Short task: Sort through the entries below and pull out lines containing the word "selling".

(Figure data in JSON)
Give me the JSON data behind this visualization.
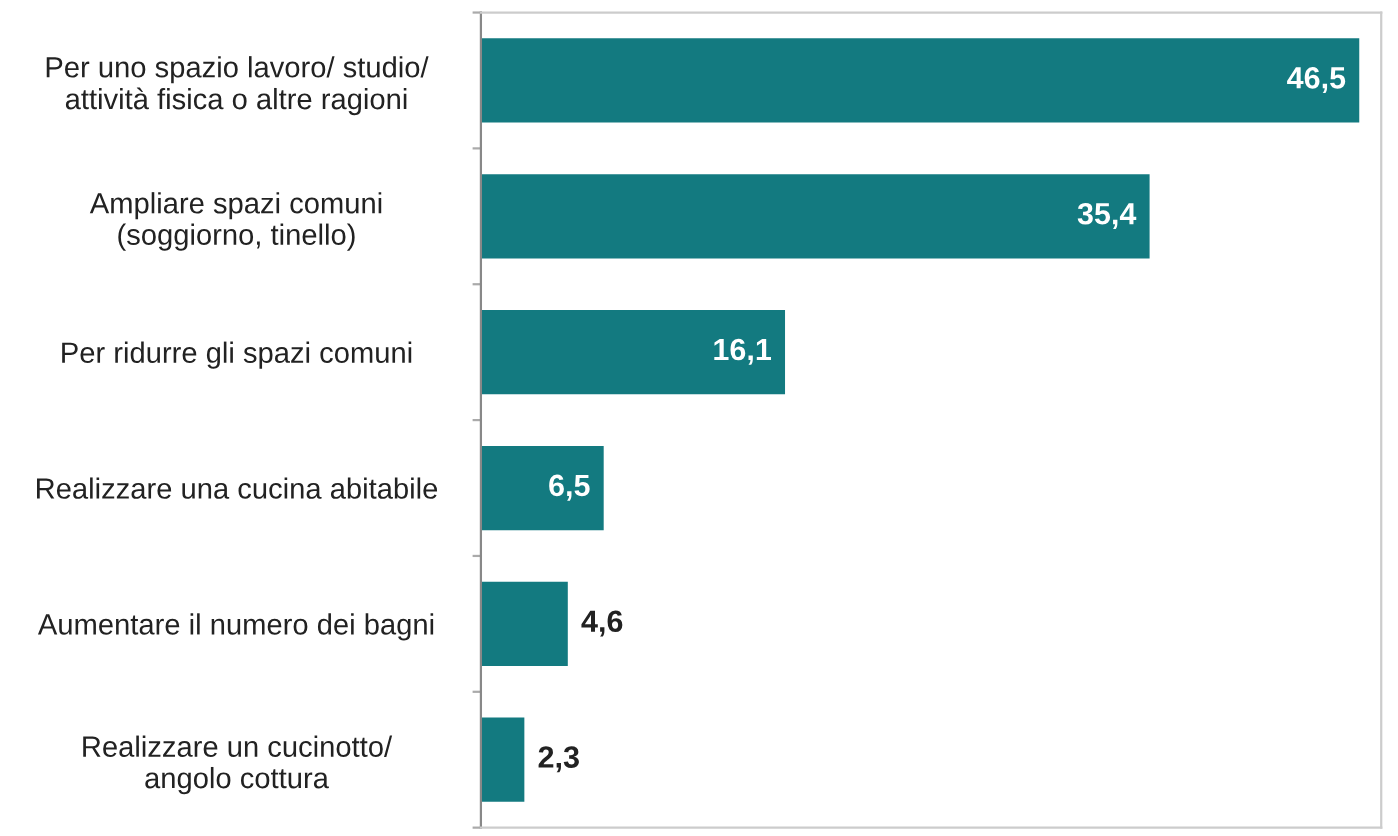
{
  "chart_data": {
    "type": "bar",
    "orientation": "horizontal",
    "categories": [
      "Per uno spazio lavoro/ studio/\nattività fisica o altre ragioni",
      "Ampliare spazi comuni\n(soggiorno, tinello)",
      "Per ridurre gli spazi comuni",
      "Realizzare una cucina abitabile",
      "Aumentare il numero dei bagni",
      "Realizzare un cucinotto/\nangolo cottura"
    ],
    "values": [
      46.5,
      35.4,
      16.1,
      6.5,
      4.6,
      2.3
    ],
    "value_labels": [
      "46,5",
      "35,4",
      "16,1",
      "6,5",
      "4,6",
      "2,3"
    ],
    "color": "#137a80"
  }
}
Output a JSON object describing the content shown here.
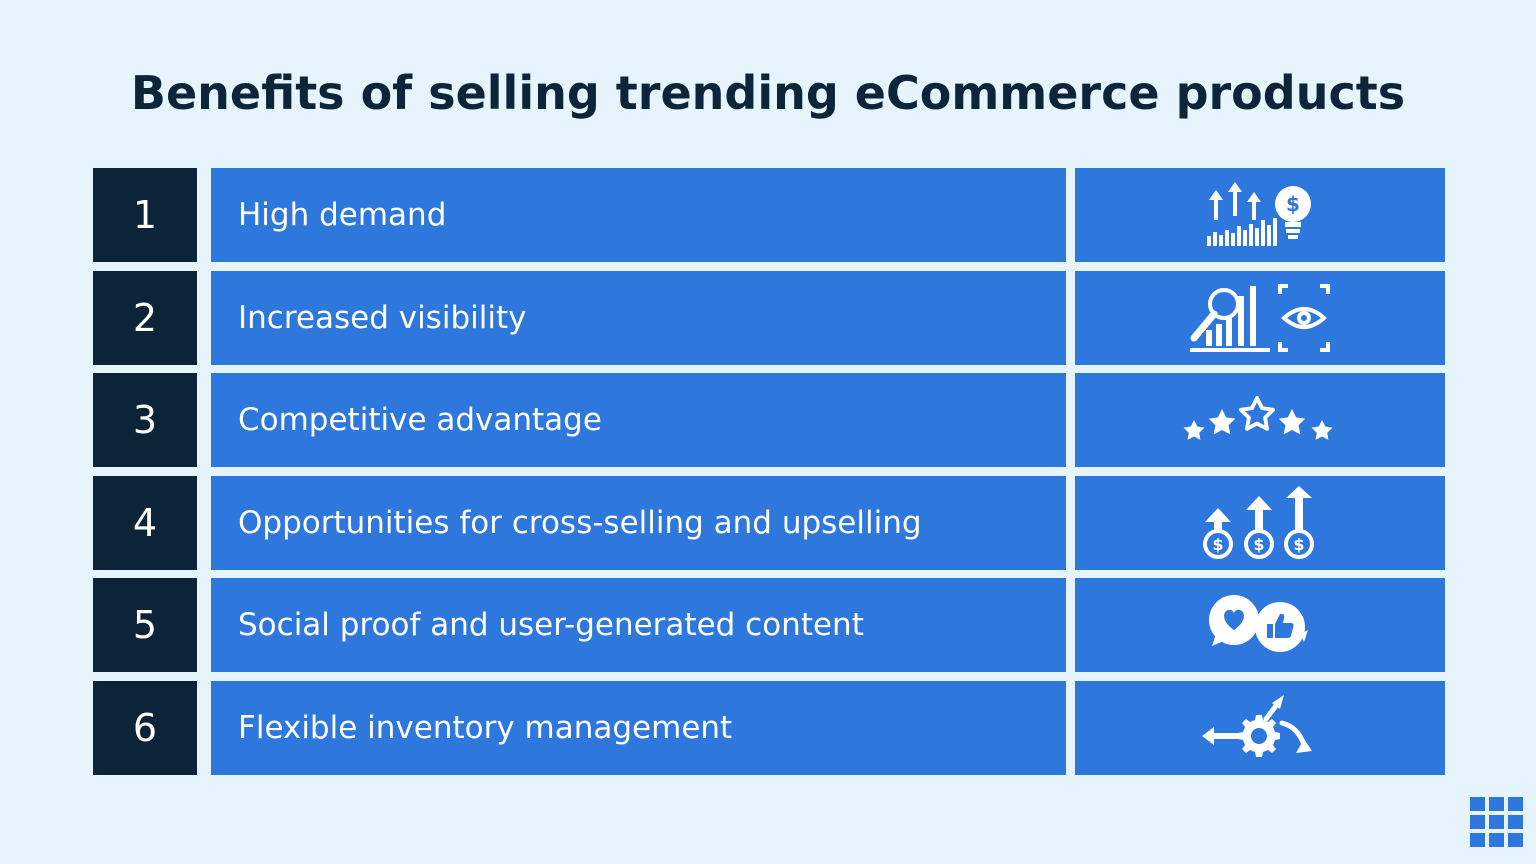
{
  "title": "Benefits of selling trending eCommerce products",
  "rows": [
    {
      "number": "1",
      "label": "High demand",
      "icon": "demand-growth-icon"
    },
    {
      "number": "2",
      "label": "Increased visibility",
      "icon": "visibility-icon"
    },
    {
      "number": "3",
      "label": "Competitive advantage",
      "icon": "stars-rating-icon"
    },
    {
      "number": "4",
      "label": "Opportunities for cross-selling and upselling",
      "icon": "money-growth-icon"
    },
    {
      "number": "5",
      "label": "Social proof and user-generated content",
      "icon": "social-reactions-icon"
    },
    {
      "number": "6",
      "label": "Flexible inventory management",
      "icon": "gear-arrows-icon"
    }
  ],
  "colors": {
    "background": "#e6f5fd",
    "title": "#0e2439",
    "number_cell": "#0d2338",
    "row_cell": "#2e77dc",
    "logo": "#2e77dc"
  },
  "logo_icon": "grid-logo-icon"
}
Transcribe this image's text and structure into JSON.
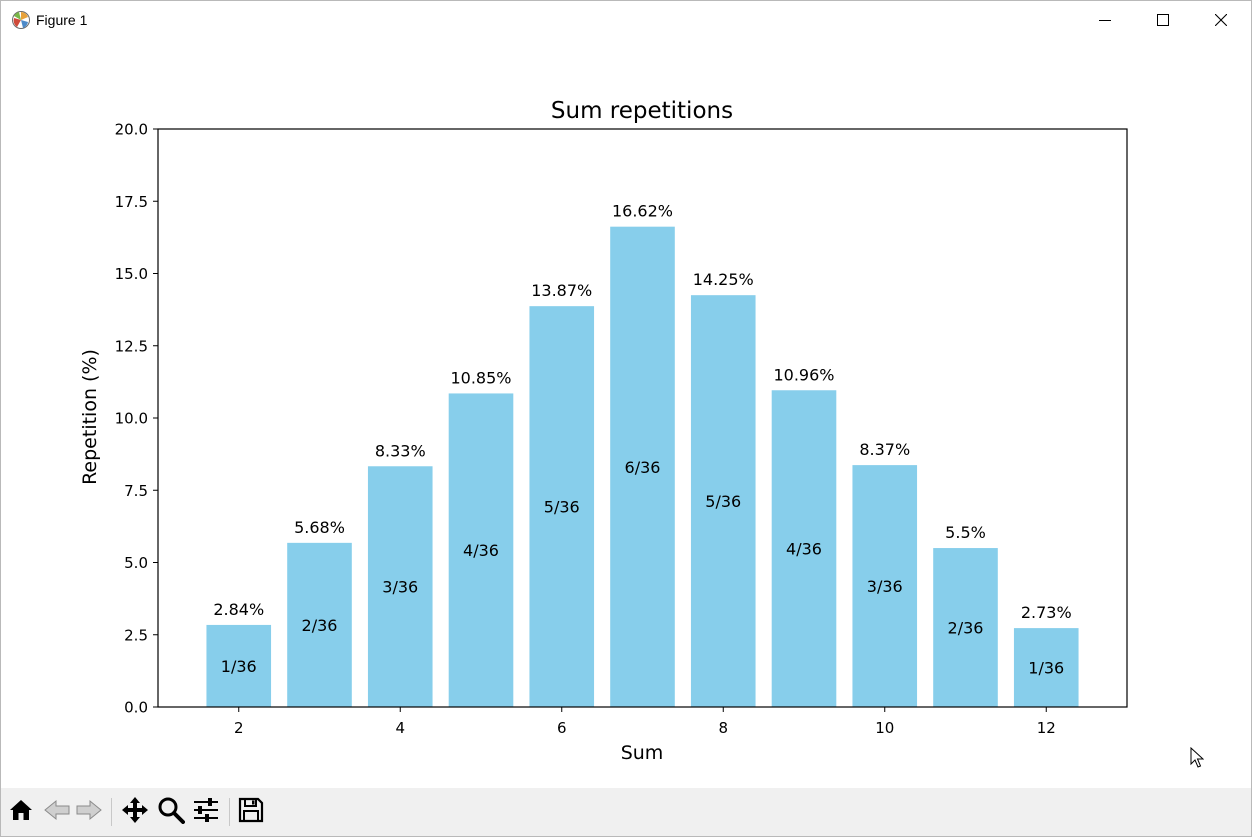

Result below:
  "title": "Benefits of selling trending eCommerce products",
      "label": "Opportunities for cross-selling and upselling",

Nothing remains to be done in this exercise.